# TASK DETAILS
Reproduce every line in the listing that contains the word "Code".

# DATA FOR THIS EXERCISE
_ _ _ _ _ _ _

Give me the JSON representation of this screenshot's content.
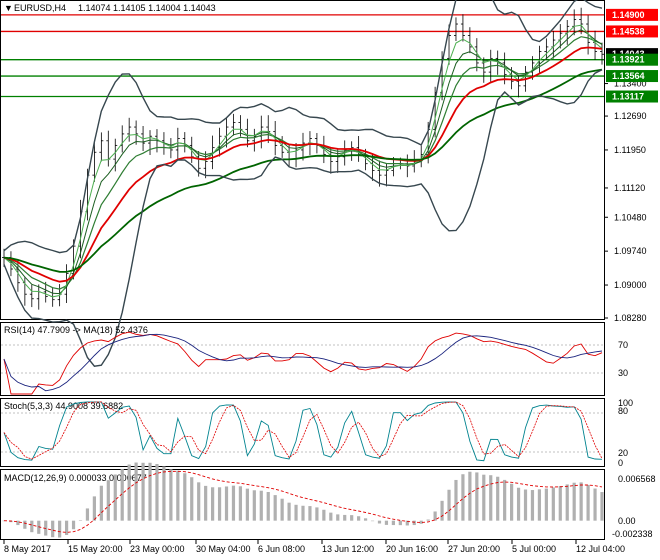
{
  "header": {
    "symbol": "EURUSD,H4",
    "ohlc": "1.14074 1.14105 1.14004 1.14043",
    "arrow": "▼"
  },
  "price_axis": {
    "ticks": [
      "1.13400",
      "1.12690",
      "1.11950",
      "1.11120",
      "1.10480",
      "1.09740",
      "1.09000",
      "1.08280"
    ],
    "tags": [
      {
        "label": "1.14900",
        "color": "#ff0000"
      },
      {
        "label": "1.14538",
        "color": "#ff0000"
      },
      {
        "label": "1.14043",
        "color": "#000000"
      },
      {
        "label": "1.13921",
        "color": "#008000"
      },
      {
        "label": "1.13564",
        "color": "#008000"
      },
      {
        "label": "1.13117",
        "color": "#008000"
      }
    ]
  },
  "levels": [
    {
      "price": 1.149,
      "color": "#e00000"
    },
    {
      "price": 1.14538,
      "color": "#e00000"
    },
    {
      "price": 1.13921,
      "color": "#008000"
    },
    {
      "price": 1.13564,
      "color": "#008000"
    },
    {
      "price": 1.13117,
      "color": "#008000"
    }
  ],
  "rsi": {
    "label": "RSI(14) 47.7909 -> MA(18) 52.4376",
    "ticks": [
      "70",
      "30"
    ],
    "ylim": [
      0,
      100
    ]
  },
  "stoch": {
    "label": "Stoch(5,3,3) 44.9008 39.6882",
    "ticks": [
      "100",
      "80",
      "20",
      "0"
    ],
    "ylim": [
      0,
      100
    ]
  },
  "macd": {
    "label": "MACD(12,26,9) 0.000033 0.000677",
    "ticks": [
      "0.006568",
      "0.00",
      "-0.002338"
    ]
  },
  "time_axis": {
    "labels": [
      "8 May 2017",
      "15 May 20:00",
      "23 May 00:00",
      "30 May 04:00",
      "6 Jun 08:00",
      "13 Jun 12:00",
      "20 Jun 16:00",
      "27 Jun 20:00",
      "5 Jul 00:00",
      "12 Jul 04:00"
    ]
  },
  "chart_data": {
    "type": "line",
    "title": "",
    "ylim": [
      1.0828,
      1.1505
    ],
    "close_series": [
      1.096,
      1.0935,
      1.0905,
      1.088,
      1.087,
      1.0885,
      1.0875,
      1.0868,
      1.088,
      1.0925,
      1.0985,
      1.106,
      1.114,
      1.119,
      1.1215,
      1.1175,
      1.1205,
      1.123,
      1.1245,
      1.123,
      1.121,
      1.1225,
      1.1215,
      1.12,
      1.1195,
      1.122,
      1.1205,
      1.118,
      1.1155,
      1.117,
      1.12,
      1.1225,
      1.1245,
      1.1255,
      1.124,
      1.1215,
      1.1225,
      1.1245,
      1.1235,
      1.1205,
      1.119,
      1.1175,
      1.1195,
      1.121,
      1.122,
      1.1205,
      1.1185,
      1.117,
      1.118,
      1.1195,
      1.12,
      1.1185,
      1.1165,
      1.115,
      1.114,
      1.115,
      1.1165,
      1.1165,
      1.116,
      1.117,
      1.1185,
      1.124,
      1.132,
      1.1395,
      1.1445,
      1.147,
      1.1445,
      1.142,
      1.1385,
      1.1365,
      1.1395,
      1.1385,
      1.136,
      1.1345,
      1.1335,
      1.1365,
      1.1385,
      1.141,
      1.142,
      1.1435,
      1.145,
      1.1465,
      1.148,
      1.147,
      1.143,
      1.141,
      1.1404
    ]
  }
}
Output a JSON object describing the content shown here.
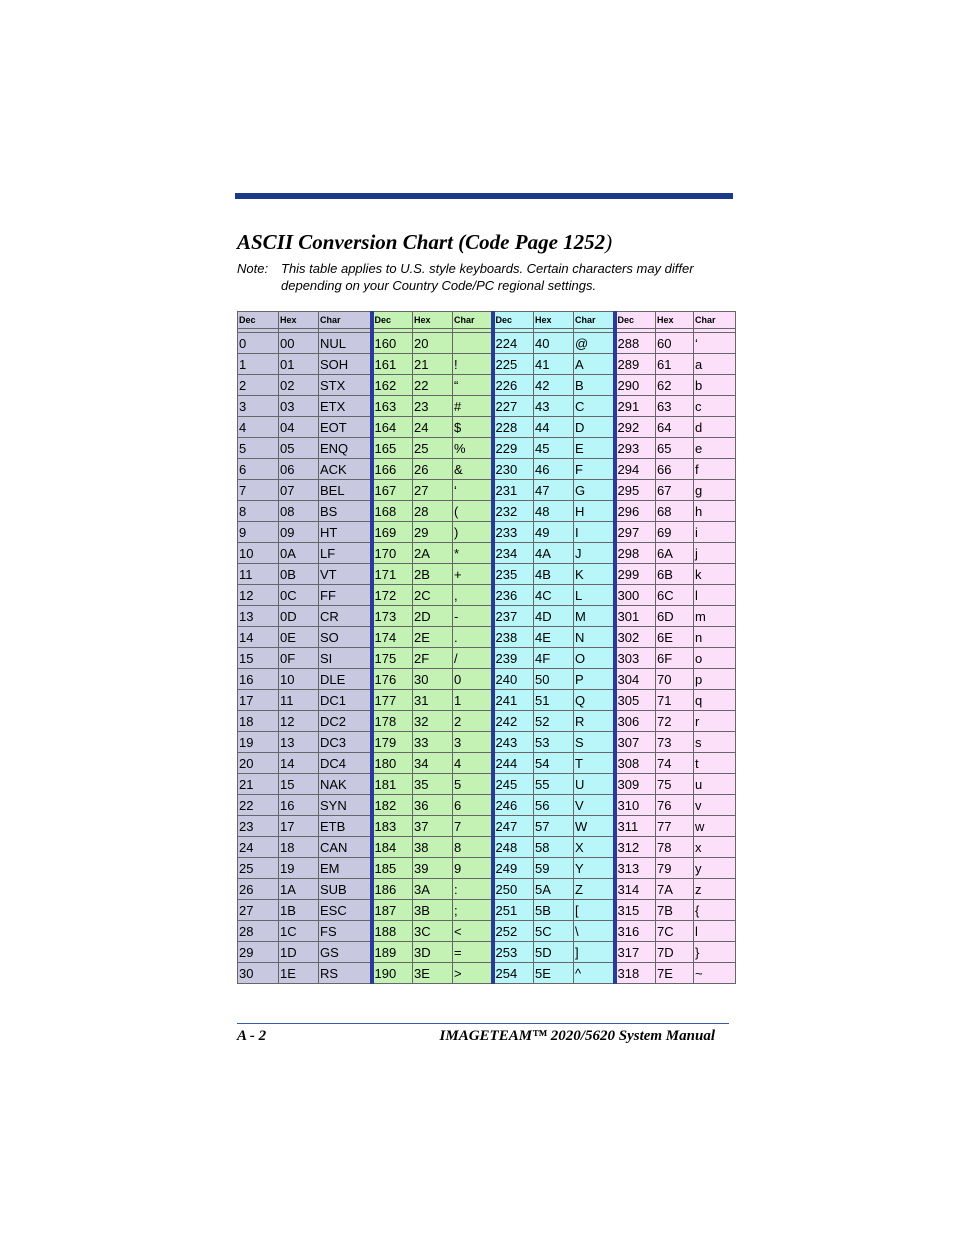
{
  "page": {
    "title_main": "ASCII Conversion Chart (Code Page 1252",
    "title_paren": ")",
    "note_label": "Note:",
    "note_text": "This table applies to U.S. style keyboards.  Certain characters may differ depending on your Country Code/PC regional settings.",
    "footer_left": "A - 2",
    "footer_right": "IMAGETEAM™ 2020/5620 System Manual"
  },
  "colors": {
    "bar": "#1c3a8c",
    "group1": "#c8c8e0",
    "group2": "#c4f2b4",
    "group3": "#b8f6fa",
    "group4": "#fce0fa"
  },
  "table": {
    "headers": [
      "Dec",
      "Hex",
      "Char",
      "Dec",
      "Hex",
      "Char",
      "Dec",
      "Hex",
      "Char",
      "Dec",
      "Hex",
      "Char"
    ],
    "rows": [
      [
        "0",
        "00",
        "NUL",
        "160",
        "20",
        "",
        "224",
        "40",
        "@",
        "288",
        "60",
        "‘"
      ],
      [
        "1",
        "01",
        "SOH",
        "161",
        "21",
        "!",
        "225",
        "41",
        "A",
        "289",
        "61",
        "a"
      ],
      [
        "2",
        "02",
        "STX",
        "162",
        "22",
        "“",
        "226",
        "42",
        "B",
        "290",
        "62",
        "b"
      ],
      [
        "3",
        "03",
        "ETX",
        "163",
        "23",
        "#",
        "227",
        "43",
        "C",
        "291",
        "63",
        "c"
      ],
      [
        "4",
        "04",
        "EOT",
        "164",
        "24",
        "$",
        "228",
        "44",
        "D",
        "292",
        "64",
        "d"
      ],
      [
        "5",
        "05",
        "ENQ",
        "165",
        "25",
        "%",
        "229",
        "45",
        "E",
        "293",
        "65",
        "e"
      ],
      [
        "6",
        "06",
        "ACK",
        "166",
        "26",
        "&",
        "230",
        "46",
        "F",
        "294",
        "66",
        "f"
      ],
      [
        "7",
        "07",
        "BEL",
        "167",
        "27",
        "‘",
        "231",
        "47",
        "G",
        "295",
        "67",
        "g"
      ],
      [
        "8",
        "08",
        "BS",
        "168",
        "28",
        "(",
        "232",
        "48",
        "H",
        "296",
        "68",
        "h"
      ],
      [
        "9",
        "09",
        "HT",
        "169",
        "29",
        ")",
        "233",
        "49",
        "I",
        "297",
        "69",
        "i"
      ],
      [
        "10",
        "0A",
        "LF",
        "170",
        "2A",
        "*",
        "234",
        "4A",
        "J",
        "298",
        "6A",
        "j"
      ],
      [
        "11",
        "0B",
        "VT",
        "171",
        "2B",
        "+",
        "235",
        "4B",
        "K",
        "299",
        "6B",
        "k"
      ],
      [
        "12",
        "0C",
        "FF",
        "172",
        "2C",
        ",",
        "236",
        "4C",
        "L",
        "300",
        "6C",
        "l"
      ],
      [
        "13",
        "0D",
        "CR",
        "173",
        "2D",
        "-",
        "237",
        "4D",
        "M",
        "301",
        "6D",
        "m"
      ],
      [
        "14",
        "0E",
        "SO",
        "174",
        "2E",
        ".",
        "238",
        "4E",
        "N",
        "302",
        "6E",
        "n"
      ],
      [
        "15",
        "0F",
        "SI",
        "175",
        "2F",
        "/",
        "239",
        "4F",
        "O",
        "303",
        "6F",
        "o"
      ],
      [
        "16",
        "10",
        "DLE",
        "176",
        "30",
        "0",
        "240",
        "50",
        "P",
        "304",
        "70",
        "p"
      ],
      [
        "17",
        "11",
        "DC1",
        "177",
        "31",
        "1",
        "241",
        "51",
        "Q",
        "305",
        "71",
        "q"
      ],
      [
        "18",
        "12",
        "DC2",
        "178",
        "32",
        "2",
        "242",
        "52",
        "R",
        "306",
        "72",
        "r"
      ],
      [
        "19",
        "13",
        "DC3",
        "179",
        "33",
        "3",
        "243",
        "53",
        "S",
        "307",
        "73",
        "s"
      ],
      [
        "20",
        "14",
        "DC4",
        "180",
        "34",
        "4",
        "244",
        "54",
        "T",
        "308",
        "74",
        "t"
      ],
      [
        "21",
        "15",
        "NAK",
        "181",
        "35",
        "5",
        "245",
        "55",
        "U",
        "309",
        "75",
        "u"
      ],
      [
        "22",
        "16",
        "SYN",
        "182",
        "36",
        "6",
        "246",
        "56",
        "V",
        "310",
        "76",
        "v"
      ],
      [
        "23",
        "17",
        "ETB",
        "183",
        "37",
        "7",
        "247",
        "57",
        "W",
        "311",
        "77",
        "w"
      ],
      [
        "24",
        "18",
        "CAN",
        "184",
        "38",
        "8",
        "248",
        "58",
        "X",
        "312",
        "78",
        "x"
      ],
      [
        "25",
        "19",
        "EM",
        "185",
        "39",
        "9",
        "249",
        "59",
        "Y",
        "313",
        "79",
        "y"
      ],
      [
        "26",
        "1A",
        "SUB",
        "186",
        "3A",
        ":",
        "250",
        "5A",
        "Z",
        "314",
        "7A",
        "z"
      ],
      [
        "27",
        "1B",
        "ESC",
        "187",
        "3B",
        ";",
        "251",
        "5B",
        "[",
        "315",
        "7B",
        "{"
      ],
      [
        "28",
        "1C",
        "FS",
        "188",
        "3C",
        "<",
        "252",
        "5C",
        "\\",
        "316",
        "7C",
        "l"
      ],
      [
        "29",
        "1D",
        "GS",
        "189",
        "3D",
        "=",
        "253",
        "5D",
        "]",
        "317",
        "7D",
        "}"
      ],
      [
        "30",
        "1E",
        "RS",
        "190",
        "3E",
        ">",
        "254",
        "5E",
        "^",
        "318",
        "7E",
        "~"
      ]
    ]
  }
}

_ _ _ _ _ _ _

# TASK ANSWER
    "title_main": "ASCII Conversion Chart (Code Page 1252",
    "note_text": "This table applies to U.S. style keyboards.  Certain characters may differ depending on your Country Code/PC regional settings.",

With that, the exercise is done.